Dataset excerpt:
################

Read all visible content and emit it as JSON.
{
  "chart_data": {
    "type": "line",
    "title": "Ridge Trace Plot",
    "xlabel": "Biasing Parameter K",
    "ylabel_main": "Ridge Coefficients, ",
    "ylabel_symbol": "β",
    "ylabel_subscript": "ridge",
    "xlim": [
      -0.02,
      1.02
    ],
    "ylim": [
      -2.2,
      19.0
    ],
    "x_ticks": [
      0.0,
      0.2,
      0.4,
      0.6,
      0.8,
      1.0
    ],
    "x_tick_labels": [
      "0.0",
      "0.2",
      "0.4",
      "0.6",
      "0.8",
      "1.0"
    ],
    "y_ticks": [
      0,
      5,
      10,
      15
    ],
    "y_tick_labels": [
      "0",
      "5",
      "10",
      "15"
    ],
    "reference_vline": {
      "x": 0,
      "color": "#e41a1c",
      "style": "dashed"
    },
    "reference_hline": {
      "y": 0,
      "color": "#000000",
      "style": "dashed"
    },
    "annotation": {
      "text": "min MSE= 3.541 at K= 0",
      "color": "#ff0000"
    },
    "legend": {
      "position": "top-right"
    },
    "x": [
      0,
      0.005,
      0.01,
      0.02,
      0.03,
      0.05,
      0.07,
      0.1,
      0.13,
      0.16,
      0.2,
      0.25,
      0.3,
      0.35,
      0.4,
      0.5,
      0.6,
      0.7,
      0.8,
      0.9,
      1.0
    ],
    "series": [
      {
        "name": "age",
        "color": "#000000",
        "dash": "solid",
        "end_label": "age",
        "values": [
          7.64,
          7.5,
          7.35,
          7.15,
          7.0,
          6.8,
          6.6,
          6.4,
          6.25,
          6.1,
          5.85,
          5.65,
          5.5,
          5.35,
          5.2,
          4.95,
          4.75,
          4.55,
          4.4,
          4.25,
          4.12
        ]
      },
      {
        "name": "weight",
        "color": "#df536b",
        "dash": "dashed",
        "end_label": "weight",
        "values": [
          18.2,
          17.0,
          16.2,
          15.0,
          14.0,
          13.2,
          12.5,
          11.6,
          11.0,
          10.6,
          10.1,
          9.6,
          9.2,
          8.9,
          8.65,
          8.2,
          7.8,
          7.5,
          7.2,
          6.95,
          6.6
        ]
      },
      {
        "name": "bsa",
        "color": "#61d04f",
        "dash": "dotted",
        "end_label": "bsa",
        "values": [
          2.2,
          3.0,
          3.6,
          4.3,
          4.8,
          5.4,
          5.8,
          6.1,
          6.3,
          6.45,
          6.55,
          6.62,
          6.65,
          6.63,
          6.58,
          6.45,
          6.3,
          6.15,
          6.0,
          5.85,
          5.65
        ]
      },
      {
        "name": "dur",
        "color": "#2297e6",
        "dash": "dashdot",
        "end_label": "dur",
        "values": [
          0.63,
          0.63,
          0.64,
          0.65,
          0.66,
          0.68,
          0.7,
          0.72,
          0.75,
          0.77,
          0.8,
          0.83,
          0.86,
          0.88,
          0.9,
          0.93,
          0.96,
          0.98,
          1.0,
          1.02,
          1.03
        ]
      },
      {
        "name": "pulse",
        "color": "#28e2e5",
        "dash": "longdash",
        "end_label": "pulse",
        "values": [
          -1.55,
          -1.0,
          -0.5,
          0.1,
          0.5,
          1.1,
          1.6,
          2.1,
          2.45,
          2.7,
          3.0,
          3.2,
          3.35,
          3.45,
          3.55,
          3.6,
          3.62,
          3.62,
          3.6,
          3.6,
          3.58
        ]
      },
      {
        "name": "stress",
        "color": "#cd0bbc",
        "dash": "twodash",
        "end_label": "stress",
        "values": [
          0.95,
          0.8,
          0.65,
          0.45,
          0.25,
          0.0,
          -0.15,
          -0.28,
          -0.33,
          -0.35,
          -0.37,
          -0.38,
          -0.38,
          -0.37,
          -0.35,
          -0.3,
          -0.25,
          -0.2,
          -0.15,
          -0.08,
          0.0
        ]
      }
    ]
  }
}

################

CHALLENGE:
Using the listing above, list every line in which the string "name" occurs.

WRITTEN ANSWER:
        "name": "age",
        "name": "weight",
        "name": "bsa",
        "name": "dur",
        "name": "pulse",
        "name": "stress",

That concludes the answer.